══ The data

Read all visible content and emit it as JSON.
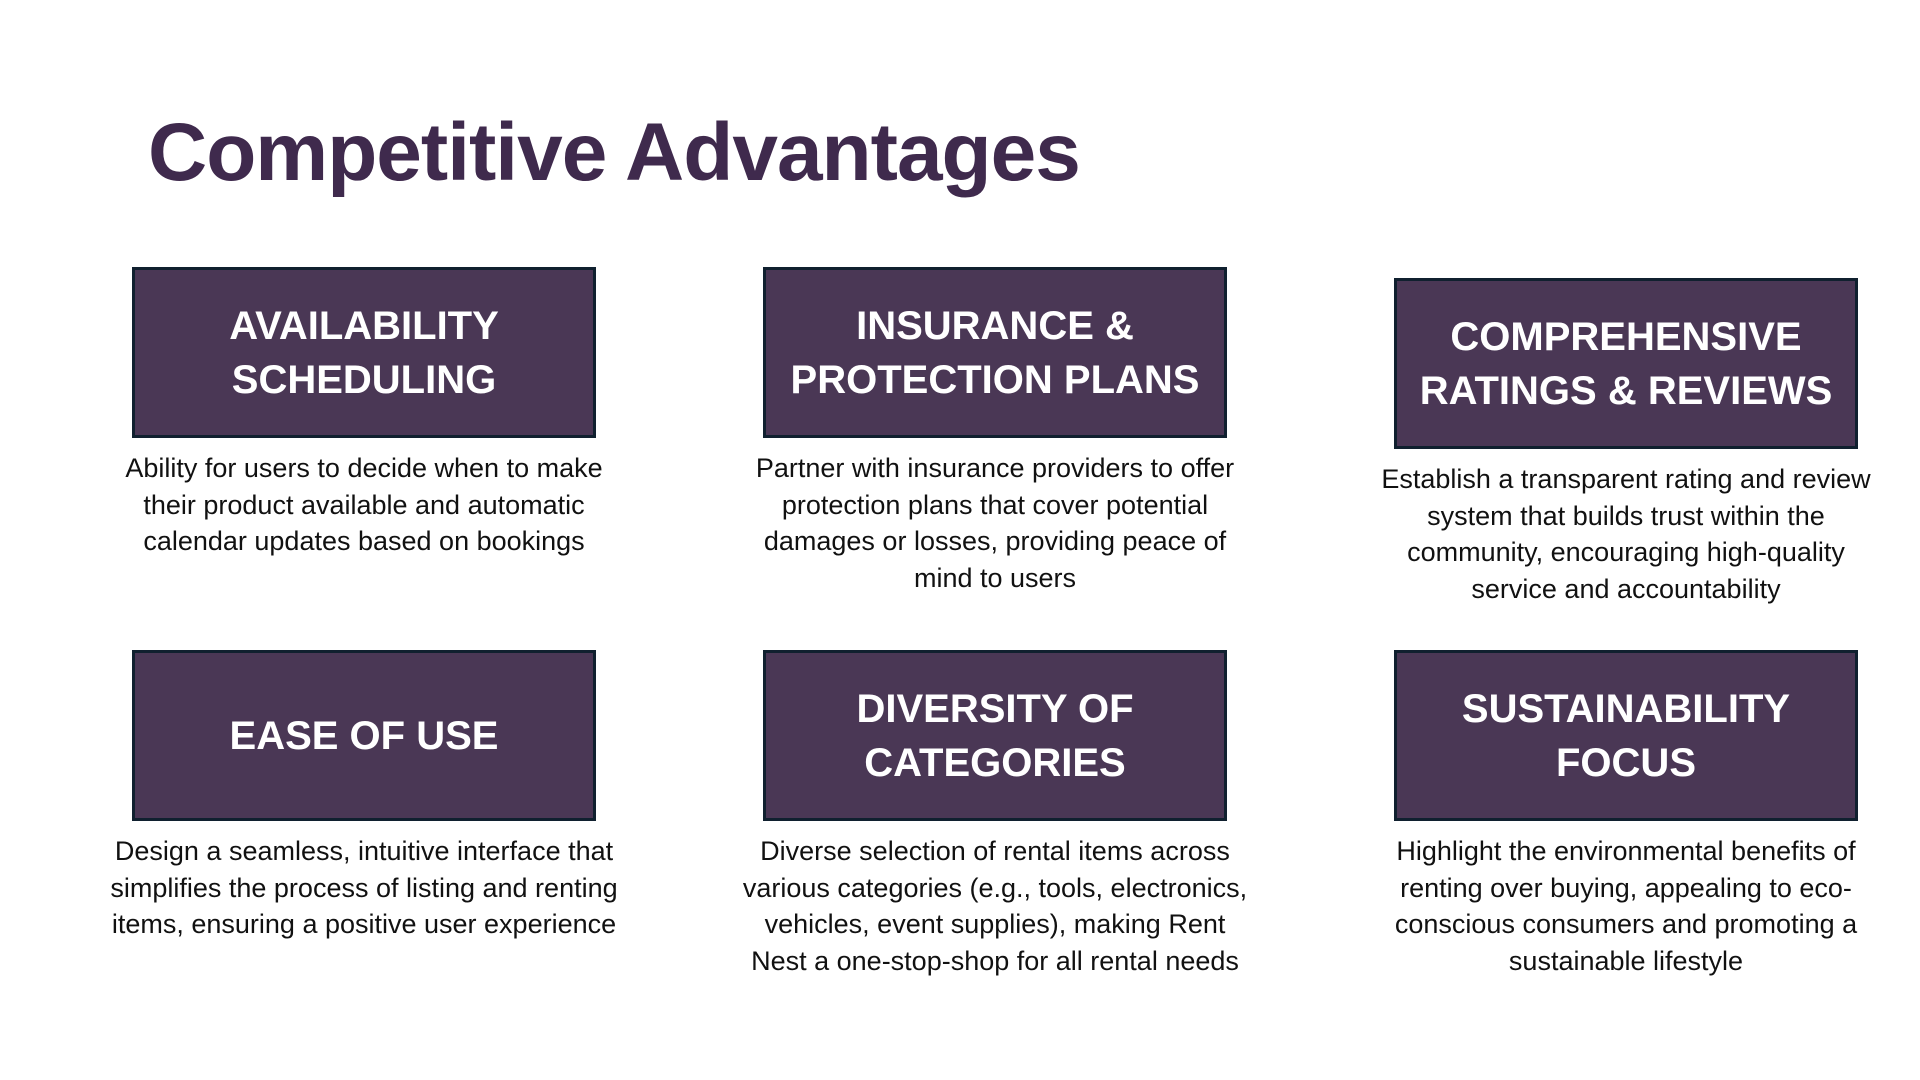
{
  "slide": {
    "title": "Competitive Advantages",
    "colors": {
      "title": "#3f2a4d",
      "card_fill": "#4a3755",
      "card_border": "#10202f",
      "card_text": "#ffffff",
      "body_text": "#111111"
    }
  },
  "cards": [
    {
      "header_lines": [
        "AVAILABILITY",
        "SCHEDULING"
      ],
      "description": "Ability for users to decide when to make their product available and automatic calendar updates based on bookings"
    },
    {
      "header_lines": [
        "INSURANCE &",
        "PROTECTION PLANS"
      ],
      "description": "Partner with insurance providers to offer protection plans that cover potential damages or losses, providing peace of mind to users"
    },
    {
      "header_lines": [
        "COMPREHENSIVE",
        "RATINGS & REVIEWS"
      ],
      "description": "Establish a transparent rating and review system that builds trust within the community, encouraging high-quality service and accountability"
    },
    {
      "header_lines": [
        "EASE OF USE"
      ],
      "description": "Design a seamless, intuitive interface that simplifies the process of listing and renting items, ensuring a positive user experience"
    },
    {
      "header_lines": [
        "DIVERSITY OF",
        "CATEGORIES"
      ],
      "description": "Diverse selection of rental items across various categories (e.g., tools, electronics, vehicles, event supplies), making Rent Nest a one-stop-shop for all rental needs"
    },
    {
      "header_lines": [
        "SUSTAINABILITY",
        "FOCUS"
      ],
      "description": "Highlight the environmental benefits of renting over buying, appealing to eco-conscious consumers and promoting a sustainable lifestyle"
    }
  ]
}
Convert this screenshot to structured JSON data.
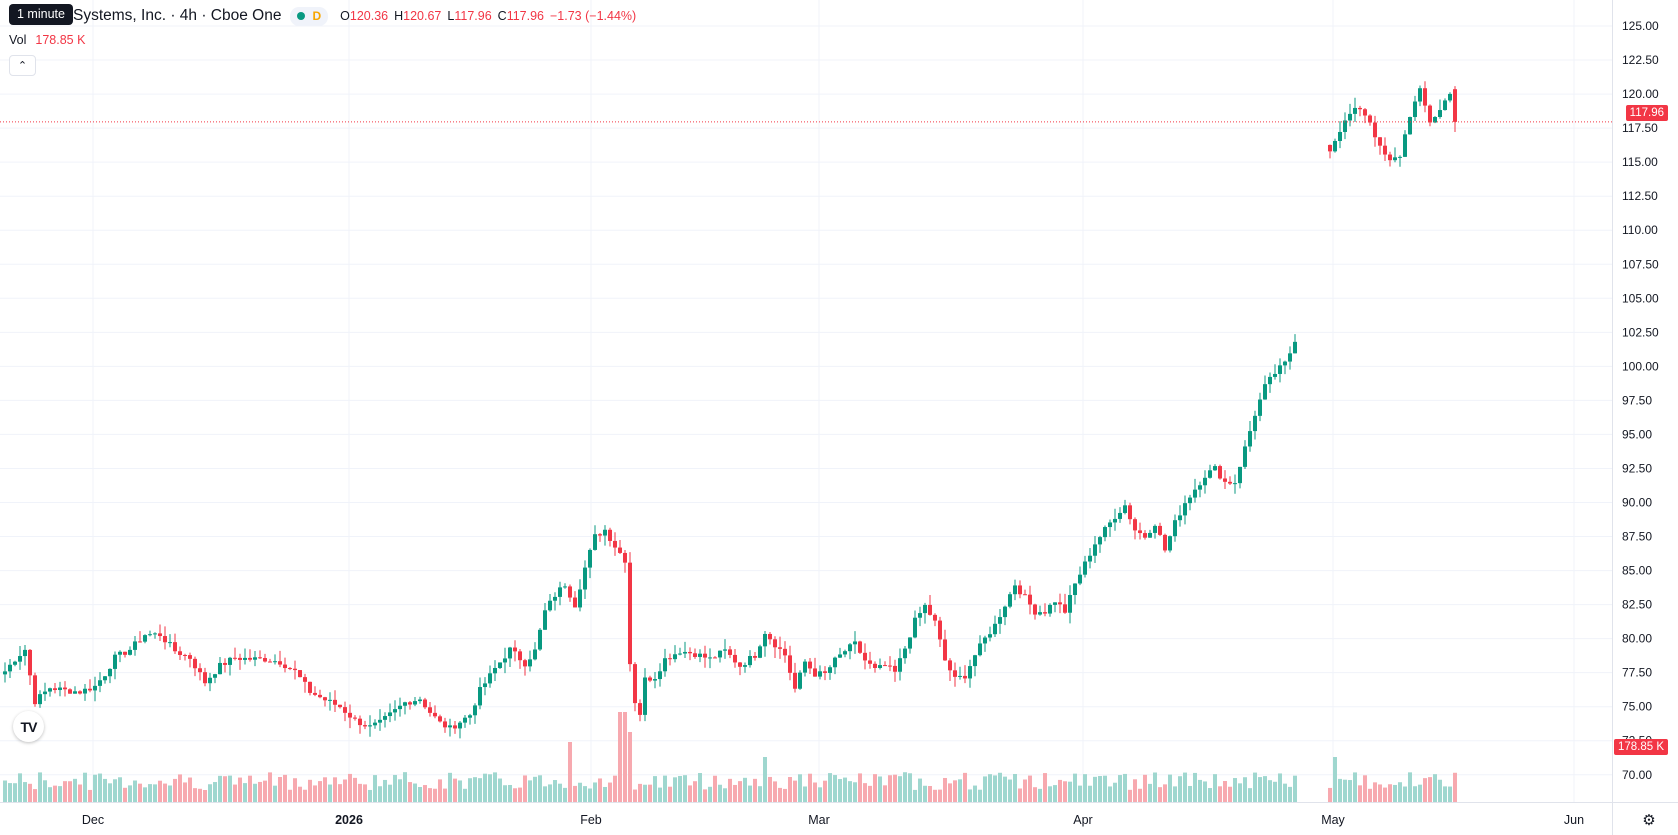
{
  "legend": {
    "symbol_title": "Systems, Inc. · 4h · Cboe One",
    "status_letter": "D",
    "open_label": "O",
    "open": "120.36",
    "high_label": "H",
    "high": "120.67",
    "low_label": "L",
    "low": "117.96",
    "close_label": "C",
    "close": "117.96",
    "change": "−1.73 (−1.44%)"
  },
  "tooltip": "1 minute",
  "volume": {
    "label": "Vol",
    "value": "178.85 K"
  },
  "logo_text": "TV",
  "current_price_tag": "117.96",
  "current_volume_tag": "178.85 K",
  "icons": {
    "collapse": "chevron-up-icon",
    "settings": "gear-icon",
    "logo": "tradingview-logo"
  },
  "colors": {
    "up": "#089981",
    "down": "#f23645",
    "up_volume": "#9fd7cf",
    "down_volume": "#f7a9af",
    "grid": "#f0f3fa"
  },
  "chart_data": {
    "type": "candlestick",
    "interval": "4h",
    "y_axis_labels": [
      "125.00",
      "122.50",
      "120.00",
      "117.50",
      "115.00",
      "112.50",
      "110.00",
      "107.50",
      "105.00",
      "102.50",
      "100.00",
      "97.50",
      "95.00",
      "92.50",
      "90.00",
      "87.50",
      "85.00",
      "82.50",
      "80.00",
      "77.50",
      "75.00",
      "72.50",
      "70.00"
    ],
    "x_axis_labels": [
      "Dec",
      "2026",
      "Feb",
      "Mar",
      "Apr",
      "May",
      "Jun"
    ],
    "ylim": [
      68.0,
      126.5
    ],
    "last_price": 117.96,
    "grid": true,
    "close_series": [
      [
        0,
        77.6
      ],
      [
        2,
        78.5
      ],
      [
        4,
        79.2
      ],
      [
        6,
        75.4
      ],
      [
        9,
        76.4
      ],
      [
        12,
        76.2
      ],
      [
        15,
        76.1
      ],
      [
        18,
        76.5
      ],
      [
        20,
        77.4
      ],
      [
        22,
        78.6
      ],
      [
        25,
        79.2
      ],
      [
        28,
        80.3
      ],
      [
        31,
        80.3
      ],
      [
        34,
        79.1
      ],
      [
        37,
        78.6
      ],
      [
        40,
        76.8
      ],
      [
        43,
        78.0
      ],
      [
        46,
        78.6
      ],
      [
        49,
        78.5
      ],
      [
        52,
        78.5
      ],
      [
        55,
        78.3
      ],
      [
        58,
        77.6
      ],
      [
        61,
        76.1
      ],
      [
        64,
        75.5
      ],
      [
        67,
        75.0
      ],
      [
        70,
        74.0
      ],
      [
        73,
        73.5
      ],
      [
        75,
        73.8
      ],
      [
        77,
        74.4
      ],
      [
        80,
        75.3
      ],
      [
        83,
        75.6
      ],
      [
        85,
        74.6
      ],
      [
        87,
        73.8
      ],
      [
        89,
        73.4
      ],
      [
        91,
        73.9
      ],
      [
        93,
        74.4
      ],
      [
        95,
        76.2
      ],
      [
        98,
        77.8
      ],
      [
        101,
        79.2
      ],
      [
        104,
        78.2
      ],
      [
        106,
        79.1
      ],
      [
        108,
        82.0
      ],
      [
        110,
        83.2
      ],
      [
        112,
        84.0
      ],
      [
        114,
        82.5
      ],
      [
        116,
        85.2
      ],
      [
        118,
        87.5
      ],
      [
        120,
        88.0
      ],
      [
        122,
        86.8
      ],
      [
        124,
        85.8
      ],
      [
        125,
        78.2
      ],
      [
        126,
        75.4
      ],
      [
        127,
        74.5
      ],
      [
        128,
        77.0
      ],
      [
        130,
        77.2
      ],
      [
        132,
        78.5
      ],
      [
        135,
        79.1
      ],
      [
        138,
        78.9
      ],
      [
        141,
        78.5
      ],
      [
        144,
        79.1
      ],
      [
        147,
        78.0
      ],
      [
        150,
        78.8
      ],
      [
        152,
        80.5
      ],
      [
        154,
        79.6
      ],
      [
        156,
        78.8
      ],
      [
        158,
        76.3
      ],
      [
        160,
        78.3
      ],
      [
        162,
        77.4
      ],
      [
        164,
        77.4
      ],
      [
        166,
        78.4
      ],
      [
        168,
        79.1
      ],
      [
        170,
        79.6
      ],
      [
        172,
        78.4
      ],
      [
        174,
        77.7
      ],
      [
        176,
        78.0
      ],
      [
        178,
        77.5
      ],
      [
        180,
        79.3
      ],
      [
        182,
        81.3
      ],
      [
        184,
        82.4
      ],
      [
        186,
        81.2
      ],
      [
        188,
        78.4
      ],
      [
        190,
        77.0
      ],
      [
        192,
        77.3
      ],
      [
        194,
        78.8
      ],
      [
        196,
        80.0
      ],
      [
        198,
        81.0
      ],
      [
        200,
        82.5
      ],
      [
        202,
        84.0
      ],
      [
        204,
        83.0
      ],
      [
        206,
        82.0
      ],
      [
        208,
        82.0
      ],
      [
        210,
        82.8
      ],
      [
        212,
        82.0
      ],
      [
        214,
        84.0
      ],
      [
        216,
        85.5
      ],
      [
        218,
        87.0
      ],
      [
        220,
        88.0
      ],
      [
        222,
        89.0
      ],
      [
        224,
        89.8
      ],
      [
        226,
        88.0
      ],
      [
        228,
        87.5
      ],
      [
        230,
        88.5
      ],
      [
        232,
        86.5
      ],
      [
        234,
        88.5
      ],
      [
        236,
        90.0
      ],
      [
        238,
        91.0
      ],
      [
        240,
        92.0
      ],
      [
        242,
        92.5
      ],
      [
        244,
        91.5
      ],
      [
        246,
        91.5
      ],
      [
        248,
        94.0
      ],
      [
        250,
        96.5
      ],
      [
        252,
        98.5
      ],
      [
        254,
        99.5
      ],
      [
        256,
        100.2
      ],
      [
        258,
        101.8
      ],
      [
        265,
        116.0
      ],
      [
        267,
        117.4
      ],
      [
        269,
        118.5
      ],
      [
        271,
        119.0
      ],
      [
        273,
        118.0
      ],
      [
        275,
        116.0
      ],
      [
        277,
        115.0
      ],
      [
        279,
        115.5
      ],
      [
        281,
        118.5
      ],
      [
        283,
        120.2
      ],
      [
        285,
        118.0
      ],
      [
        287,
        118.8
      ],
      [
        289,
        120.2
      ],
      [
        290,
        117.96
      ]
    ],
    "volume_relative": "bars scale to a max of about 3x the typical bar; highest bars near Feb 10 and May 15"
  }
}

════

In the listing above, locate each line with "that" and copy it.

*Task answer*.
      "description": "Partner with insurance providers to offer protection plans that cover potential damages or losses, providing peace of mind to users"
      "description": "Establish a transparent rating and review system that builds trust within the community, encouraging high-quality service and accountability"
      "description": "Design a seamless, intuitive interface that simplifies the process of listing and renting items, ensuring a positive user experience"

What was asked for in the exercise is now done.